__TASK DIRECTIONS__:
Copy the entries word for word, beginning with the first line and continuing through the line that contains "folder-item[interactable]: Desktop: [463, 189, 713, 241]".

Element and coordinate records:
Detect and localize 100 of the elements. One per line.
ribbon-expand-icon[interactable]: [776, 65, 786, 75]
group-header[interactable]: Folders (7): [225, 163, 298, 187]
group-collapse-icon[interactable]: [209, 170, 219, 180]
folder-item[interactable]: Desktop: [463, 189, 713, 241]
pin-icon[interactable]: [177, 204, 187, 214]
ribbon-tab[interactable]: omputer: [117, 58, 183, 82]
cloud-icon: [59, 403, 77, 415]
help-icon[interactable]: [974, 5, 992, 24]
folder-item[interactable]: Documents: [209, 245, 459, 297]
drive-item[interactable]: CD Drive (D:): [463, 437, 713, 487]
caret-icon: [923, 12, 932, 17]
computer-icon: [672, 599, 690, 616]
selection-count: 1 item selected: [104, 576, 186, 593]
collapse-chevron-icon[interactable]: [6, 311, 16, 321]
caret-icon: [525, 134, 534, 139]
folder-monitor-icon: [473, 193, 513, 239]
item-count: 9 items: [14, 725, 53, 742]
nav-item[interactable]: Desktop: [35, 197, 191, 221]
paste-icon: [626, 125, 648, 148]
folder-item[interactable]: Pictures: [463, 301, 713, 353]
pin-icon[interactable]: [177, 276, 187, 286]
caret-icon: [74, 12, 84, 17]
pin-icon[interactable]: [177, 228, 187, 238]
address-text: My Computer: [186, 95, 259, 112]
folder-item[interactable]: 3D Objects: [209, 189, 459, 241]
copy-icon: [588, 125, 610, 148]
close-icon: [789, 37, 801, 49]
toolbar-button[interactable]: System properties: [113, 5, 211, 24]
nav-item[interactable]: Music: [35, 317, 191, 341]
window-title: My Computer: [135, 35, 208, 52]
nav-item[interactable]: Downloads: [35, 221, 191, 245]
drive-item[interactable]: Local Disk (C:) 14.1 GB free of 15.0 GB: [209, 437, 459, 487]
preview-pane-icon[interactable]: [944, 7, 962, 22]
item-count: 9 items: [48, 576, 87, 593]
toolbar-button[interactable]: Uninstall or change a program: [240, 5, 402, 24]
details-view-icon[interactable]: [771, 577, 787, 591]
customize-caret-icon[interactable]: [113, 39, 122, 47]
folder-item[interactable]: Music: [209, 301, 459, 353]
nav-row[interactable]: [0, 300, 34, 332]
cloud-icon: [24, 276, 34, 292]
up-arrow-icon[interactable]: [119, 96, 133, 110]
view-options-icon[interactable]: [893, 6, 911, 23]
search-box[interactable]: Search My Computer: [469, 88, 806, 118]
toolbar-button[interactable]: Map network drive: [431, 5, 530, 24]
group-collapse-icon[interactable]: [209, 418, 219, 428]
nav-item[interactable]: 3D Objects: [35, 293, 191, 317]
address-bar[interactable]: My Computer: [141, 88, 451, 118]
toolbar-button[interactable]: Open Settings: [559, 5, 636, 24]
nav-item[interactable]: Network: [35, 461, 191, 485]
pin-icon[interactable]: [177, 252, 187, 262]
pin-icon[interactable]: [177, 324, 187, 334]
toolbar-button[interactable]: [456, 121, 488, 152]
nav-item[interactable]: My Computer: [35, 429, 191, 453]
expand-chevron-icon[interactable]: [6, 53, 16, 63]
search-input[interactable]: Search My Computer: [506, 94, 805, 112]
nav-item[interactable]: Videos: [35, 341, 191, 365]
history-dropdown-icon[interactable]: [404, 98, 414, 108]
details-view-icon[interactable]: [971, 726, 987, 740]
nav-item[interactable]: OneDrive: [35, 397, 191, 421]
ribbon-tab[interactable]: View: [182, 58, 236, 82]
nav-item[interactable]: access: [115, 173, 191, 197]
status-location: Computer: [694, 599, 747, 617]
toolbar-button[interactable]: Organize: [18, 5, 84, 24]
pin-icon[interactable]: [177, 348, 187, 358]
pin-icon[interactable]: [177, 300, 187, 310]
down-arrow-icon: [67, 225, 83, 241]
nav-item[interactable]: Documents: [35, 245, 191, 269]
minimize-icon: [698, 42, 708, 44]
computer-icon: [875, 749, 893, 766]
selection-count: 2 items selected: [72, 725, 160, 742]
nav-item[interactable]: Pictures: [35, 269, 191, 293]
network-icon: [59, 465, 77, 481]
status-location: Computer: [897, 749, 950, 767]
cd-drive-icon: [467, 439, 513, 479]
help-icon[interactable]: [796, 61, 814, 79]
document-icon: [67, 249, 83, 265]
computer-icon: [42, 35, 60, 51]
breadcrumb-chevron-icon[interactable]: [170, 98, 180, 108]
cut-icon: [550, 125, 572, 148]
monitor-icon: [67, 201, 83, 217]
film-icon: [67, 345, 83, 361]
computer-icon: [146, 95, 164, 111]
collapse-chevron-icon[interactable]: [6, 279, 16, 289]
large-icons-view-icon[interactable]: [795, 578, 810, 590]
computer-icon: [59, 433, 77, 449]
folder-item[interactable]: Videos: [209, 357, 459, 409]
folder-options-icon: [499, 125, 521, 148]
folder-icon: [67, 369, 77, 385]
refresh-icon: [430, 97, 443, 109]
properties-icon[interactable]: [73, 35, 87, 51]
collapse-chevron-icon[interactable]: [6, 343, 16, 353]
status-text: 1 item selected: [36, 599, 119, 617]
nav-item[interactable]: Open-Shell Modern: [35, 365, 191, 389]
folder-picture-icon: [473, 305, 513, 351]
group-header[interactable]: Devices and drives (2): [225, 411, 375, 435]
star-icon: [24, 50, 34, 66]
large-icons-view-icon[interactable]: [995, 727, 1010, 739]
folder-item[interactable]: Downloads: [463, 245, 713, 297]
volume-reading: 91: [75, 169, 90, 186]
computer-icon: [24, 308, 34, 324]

__RESPONSE FOR THIS EXERCISE__:
Detect and localize 100 of the elements. One per line.
ribbon-expand-icon[interactable]: [776, 65, 786, 75]
group-header[interactable]: Folders (7): [225, 163, 298, 187]
group-collapse-icon[interactable]: [209, 170, 219, 180]
folder-item[interactable]: Desktop: [463, 189, 713, 241]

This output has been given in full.